Stored entries:
......

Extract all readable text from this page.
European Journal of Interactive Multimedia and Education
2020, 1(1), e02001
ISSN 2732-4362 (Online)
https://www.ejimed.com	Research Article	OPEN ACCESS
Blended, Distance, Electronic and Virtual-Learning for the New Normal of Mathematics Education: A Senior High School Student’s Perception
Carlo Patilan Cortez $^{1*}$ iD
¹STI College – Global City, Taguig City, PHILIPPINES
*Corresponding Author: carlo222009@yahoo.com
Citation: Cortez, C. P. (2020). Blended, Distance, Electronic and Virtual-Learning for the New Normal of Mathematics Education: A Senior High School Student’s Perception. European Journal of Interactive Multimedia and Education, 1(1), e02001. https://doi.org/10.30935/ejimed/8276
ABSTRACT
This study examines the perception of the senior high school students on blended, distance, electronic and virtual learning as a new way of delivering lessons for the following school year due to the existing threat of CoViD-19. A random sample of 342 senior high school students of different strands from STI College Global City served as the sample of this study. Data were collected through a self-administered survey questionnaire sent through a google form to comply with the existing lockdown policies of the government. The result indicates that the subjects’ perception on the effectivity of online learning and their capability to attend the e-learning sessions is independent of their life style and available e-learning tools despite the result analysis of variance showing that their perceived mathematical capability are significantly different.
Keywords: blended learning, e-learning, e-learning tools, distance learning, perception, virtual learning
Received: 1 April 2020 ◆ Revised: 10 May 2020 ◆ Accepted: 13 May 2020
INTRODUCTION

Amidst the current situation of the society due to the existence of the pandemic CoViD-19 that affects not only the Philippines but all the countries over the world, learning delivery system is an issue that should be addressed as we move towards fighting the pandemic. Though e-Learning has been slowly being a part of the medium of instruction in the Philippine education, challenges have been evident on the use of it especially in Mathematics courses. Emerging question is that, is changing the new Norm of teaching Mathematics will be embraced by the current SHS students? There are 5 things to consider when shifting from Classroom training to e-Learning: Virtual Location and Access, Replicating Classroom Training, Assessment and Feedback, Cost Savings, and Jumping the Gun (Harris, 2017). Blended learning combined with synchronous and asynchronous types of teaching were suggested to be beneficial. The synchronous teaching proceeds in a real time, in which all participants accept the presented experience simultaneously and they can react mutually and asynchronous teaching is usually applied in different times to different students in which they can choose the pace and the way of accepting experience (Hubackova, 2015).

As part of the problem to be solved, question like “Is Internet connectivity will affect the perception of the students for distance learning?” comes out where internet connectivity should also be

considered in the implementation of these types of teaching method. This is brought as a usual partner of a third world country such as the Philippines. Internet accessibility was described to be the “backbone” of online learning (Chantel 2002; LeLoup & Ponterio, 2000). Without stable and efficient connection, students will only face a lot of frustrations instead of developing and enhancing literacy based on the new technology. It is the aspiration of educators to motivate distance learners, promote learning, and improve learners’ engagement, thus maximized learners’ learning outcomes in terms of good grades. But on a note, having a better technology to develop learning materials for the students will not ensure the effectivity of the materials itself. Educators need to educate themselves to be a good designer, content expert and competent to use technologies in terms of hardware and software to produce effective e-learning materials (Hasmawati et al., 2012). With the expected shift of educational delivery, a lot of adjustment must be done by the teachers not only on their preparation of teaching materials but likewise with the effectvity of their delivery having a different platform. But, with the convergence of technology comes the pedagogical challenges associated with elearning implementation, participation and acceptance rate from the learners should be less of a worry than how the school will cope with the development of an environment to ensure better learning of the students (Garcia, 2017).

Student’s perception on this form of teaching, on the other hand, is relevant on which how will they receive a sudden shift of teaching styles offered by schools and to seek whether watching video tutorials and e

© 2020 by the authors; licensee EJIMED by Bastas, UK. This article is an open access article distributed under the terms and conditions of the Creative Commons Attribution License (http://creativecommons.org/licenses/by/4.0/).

......

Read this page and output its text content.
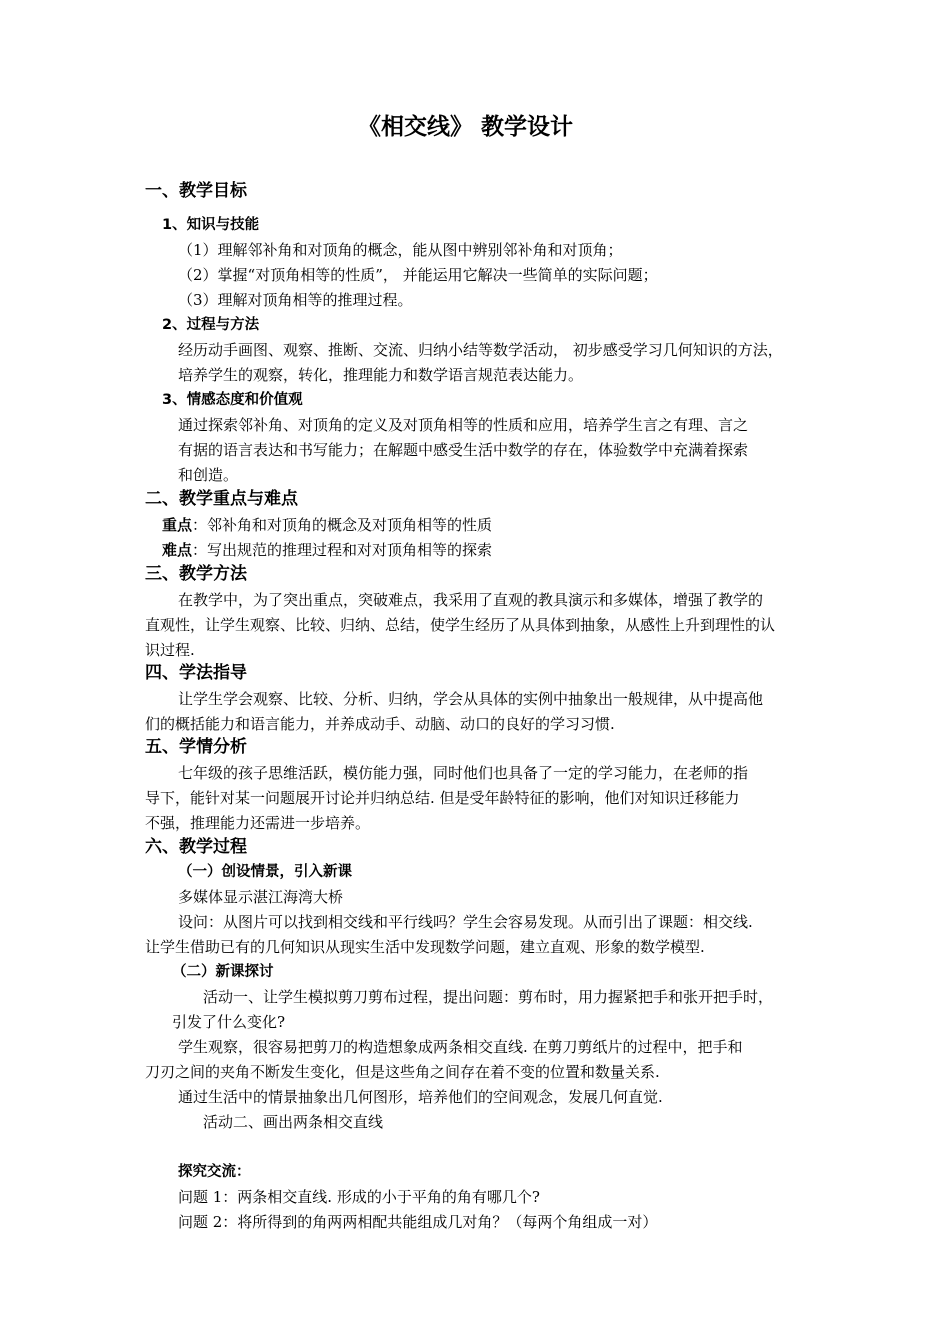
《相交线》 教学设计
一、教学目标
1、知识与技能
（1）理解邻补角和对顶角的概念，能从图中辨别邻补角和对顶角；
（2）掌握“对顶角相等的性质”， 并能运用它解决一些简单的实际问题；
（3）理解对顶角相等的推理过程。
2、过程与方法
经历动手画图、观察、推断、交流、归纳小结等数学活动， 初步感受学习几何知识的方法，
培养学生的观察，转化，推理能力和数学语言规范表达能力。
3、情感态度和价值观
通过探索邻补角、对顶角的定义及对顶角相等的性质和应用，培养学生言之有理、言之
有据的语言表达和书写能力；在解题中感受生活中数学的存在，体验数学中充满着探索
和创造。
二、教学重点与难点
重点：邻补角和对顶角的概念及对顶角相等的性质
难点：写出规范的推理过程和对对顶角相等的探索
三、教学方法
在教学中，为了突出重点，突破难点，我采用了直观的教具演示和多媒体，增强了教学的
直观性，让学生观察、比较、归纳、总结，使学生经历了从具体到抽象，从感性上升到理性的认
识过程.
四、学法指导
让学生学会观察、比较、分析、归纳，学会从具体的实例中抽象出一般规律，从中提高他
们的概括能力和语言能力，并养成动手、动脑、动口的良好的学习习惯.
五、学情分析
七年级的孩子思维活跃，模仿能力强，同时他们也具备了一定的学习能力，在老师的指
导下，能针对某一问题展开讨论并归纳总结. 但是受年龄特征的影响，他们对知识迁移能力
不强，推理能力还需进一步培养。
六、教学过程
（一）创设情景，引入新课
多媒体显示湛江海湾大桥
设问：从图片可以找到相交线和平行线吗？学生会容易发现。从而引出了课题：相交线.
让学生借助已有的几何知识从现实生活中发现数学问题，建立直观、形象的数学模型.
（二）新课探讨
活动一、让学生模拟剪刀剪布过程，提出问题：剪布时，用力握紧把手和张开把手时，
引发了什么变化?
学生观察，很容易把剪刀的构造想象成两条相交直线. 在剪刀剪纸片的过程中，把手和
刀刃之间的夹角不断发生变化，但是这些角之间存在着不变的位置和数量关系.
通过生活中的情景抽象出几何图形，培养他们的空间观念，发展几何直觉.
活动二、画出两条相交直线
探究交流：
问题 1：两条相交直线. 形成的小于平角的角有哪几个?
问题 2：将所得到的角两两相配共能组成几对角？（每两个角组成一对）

......

Filter out all lines lacking the word "text" and copy the rest.

Extract all readable text from this page.
Read this page and output its text content.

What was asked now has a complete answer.